----- GIVEN INFORMATION
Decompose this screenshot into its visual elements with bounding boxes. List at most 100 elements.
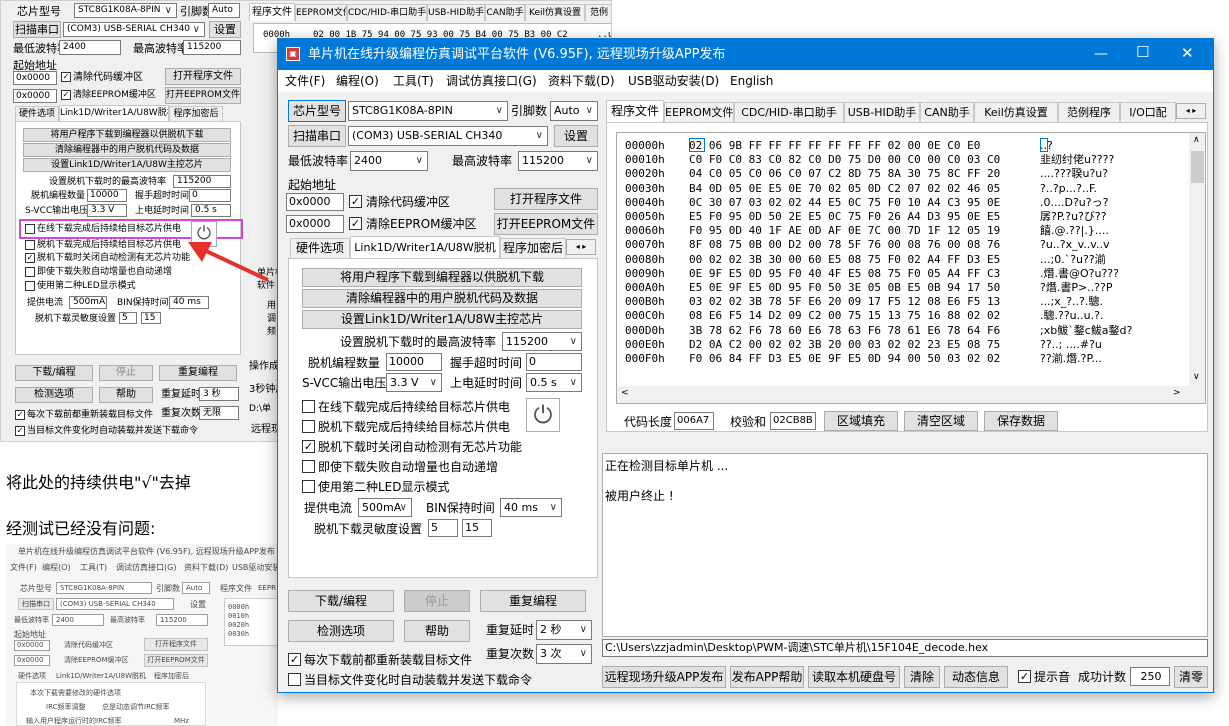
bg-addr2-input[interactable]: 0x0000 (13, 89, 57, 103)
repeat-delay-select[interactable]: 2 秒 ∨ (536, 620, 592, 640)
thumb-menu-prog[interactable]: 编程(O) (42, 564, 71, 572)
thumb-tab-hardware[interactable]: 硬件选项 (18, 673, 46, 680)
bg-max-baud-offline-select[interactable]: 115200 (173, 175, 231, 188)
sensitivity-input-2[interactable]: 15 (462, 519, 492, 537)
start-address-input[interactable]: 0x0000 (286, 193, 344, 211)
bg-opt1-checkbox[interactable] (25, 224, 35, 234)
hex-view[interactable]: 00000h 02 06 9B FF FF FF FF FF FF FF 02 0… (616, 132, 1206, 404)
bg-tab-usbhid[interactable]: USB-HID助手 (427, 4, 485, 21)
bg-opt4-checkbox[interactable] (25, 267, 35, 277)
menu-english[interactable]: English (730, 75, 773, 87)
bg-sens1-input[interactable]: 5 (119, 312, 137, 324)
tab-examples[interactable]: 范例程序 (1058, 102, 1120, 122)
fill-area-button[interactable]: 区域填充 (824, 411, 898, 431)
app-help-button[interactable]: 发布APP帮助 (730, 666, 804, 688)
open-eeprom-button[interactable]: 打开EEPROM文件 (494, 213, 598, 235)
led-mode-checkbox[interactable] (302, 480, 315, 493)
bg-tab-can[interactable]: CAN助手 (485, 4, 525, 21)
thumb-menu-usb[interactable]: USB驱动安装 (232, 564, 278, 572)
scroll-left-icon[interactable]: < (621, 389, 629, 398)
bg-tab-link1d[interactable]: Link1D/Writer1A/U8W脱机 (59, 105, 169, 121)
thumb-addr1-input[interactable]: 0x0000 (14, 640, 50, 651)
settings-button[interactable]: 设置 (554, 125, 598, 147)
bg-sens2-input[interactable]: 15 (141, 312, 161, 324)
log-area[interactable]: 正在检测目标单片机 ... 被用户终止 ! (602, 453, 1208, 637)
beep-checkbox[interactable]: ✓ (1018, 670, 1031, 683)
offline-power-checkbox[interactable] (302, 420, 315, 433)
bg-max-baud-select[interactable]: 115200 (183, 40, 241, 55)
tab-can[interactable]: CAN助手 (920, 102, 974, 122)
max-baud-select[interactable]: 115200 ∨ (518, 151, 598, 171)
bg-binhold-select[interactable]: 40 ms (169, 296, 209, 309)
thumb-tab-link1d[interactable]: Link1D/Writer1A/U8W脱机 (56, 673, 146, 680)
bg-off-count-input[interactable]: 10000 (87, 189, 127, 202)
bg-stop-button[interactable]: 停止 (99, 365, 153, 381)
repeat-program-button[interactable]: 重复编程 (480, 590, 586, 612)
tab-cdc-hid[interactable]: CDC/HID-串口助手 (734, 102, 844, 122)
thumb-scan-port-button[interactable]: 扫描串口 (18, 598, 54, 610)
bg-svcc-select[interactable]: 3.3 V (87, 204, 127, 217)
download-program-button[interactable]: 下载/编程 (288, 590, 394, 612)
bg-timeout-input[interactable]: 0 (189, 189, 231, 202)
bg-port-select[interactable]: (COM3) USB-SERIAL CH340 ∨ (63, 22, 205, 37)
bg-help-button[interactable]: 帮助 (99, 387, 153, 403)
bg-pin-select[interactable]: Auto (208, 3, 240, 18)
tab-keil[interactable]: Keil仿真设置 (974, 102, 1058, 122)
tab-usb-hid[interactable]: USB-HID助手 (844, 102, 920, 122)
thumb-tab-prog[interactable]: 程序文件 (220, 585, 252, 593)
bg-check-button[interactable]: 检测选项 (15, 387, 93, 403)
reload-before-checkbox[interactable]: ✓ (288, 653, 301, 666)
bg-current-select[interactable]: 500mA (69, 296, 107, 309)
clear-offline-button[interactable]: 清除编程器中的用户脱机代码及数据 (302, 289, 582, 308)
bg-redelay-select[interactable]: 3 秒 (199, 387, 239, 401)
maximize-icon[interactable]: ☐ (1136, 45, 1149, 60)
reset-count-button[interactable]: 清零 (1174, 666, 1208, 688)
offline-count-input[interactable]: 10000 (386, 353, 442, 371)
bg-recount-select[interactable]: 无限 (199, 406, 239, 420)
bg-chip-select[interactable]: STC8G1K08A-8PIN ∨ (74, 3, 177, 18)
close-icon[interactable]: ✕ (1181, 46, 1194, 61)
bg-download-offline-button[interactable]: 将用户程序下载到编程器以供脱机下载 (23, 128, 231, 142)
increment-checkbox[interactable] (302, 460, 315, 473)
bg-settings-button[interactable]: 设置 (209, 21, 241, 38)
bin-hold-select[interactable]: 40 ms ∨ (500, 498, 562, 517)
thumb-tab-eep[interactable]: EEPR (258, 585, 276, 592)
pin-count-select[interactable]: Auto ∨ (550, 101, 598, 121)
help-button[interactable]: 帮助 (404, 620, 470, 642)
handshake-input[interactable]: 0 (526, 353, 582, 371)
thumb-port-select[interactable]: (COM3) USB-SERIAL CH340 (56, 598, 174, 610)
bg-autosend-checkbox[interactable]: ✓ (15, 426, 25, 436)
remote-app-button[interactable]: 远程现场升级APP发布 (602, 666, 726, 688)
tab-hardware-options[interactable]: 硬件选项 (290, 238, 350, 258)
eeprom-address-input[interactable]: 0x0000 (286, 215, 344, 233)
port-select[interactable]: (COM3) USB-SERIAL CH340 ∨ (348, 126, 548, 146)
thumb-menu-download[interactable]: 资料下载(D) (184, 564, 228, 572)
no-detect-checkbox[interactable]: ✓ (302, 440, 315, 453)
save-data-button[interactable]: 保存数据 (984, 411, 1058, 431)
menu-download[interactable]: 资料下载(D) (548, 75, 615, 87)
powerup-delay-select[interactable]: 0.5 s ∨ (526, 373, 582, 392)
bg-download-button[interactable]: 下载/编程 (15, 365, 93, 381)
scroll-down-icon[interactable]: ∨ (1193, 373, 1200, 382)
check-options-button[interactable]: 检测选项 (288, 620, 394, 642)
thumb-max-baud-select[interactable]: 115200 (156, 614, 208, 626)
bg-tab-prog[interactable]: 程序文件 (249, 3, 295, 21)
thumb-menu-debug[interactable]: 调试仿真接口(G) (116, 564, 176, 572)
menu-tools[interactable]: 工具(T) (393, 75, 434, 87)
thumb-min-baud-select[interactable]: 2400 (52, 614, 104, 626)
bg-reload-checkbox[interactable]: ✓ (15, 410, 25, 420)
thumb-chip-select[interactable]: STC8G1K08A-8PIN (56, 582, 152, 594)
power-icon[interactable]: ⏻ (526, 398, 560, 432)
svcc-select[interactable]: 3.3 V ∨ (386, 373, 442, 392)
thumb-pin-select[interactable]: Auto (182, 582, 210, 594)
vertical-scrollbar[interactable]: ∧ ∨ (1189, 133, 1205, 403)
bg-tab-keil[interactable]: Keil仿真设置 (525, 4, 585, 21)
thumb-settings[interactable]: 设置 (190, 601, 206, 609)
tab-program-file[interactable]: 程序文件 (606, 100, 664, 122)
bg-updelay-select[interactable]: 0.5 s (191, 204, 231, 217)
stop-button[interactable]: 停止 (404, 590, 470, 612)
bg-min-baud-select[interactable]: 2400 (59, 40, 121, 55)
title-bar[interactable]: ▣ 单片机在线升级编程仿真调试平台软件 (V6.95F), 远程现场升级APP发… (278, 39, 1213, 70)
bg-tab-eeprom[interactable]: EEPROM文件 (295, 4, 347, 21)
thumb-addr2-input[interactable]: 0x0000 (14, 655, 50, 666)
----------
----- GIVEN INFORMATION
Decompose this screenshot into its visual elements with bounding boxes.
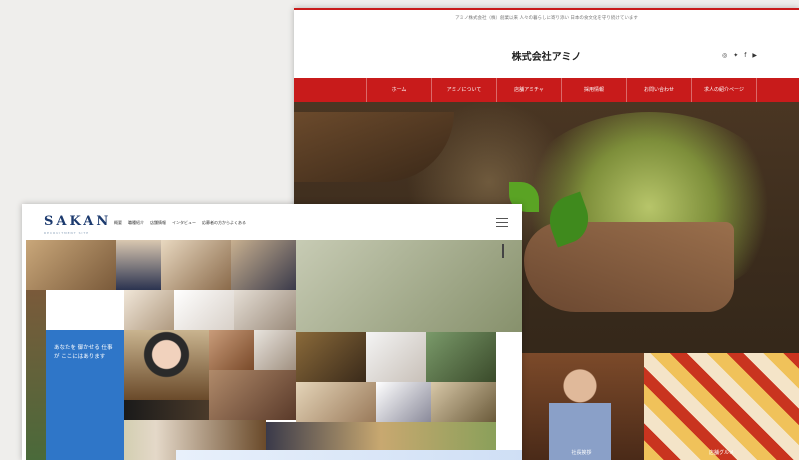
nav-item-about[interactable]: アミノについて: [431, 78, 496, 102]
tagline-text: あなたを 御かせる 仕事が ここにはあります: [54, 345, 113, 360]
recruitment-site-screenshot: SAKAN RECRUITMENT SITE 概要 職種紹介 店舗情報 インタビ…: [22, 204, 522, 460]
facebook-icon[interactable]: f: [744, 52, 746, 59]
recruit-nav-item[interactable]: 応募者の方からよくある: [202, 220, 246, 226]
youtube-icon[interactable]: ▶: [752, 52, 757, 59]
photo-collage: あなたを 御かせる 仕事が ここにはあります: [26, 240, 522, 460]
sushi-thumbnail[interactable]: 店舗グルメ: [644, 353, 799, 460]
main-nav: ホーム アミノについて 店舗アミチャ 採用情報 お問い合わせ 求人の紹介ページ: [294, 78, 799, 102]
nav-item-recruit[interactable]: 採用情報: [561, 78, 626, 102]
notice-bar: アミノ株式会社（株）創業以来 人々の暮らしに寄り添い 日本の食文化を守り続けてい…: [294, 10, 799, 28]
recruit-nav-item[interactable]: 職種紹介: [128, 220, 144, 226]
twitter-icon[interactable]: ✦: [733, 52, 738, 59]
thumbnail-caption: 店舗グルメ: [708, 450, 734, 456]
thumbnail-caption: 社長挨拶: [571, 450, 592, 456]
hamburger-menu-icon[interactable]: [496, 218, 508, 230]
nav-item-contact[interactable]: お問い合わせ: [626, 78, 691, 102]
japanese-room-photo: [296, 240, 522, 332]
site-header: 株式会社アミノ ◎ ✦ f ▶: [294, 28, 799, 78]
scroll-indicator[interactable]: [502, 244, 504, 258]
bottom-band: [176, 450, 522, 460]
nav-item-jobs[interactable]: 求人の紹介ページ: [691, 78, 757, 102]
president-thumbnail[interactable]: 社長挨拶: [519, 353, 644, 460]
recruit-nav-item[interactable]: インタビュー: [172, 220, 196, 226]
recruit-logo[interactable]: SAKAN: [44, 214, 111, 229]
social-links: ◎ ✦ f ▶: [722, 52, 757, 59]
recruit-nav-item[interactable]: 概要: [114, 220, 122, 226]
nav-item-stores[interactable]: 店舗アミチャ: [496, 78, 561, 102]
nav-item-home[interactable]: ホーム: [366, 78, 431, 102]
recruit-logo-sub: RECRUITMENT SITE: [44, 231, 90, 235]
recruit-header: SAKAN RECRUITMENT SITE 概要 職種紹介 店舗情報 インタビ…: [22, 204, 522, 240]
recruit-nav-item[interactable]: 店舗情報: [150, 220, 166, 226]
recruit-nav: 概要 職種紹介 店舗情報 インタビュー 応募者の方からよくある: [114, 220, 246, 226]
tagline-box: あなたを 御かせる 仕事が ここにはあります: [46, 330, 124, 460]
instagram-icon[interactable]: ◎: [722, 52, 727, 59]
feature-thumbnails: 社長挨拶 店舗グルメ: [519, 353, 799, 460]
----------
(EXERCISE BRIEF) Format everything from the row containing "nav-item-about[interactable]: アミノについて: [431, 78, 496, 102]" down to the row containing "recruit-nav-item[interactable]: 職種紹介: [128, 220, 144, 226]" as a numbered list, leaving out any blank lines.

(THE RESULT)
1. nav-item-about[interactable]: アミノについて: [431, 78, 496, 102]
2. tagline-text: あなたを 御かせる 仕事が ここにはあります: [54, 345, 113, 360]
3. recruitment-site-screenshot: SAKAN RECRUITMENT SITE 概要 職種紹介 店舗情報 インタビ…: [22, 204, 522, 460]
4. facebook-icon[interactable]: f: [744, 52, 746, 59]
5. recruit-nav-item[interactable]: 応募者の方からよくある: [202, 220, 246, 226]
6. youtube-icon[interactable]: ▶: [752, 52, 757, 59]
7. photo-collage: あなたを 御かせる 仕事が ここにはあります: [26, 240, 522, 460]
8. sushi-thumbnail[interactable]: 店舗グルメ: [644, 353, 799, 460]
9. main-nav: ホーム アミノについて 店舗アミチャ 採用情報 お問い合わせ 求人の紹介ページ: [294, 78, 799, 102]
10. nav-item-recruit[interactable]: 採用情報: [561, 78, 626, 102]
11. notice-bar: アミノ株式会社（株）創業以来 人々の暮らしに寄り添い 日本の食文化を守り続けてい…: [294, 10, 799, 28]
12. recruit-nav-item[interactable]: 職種紹介: [128, 220, 144, 226]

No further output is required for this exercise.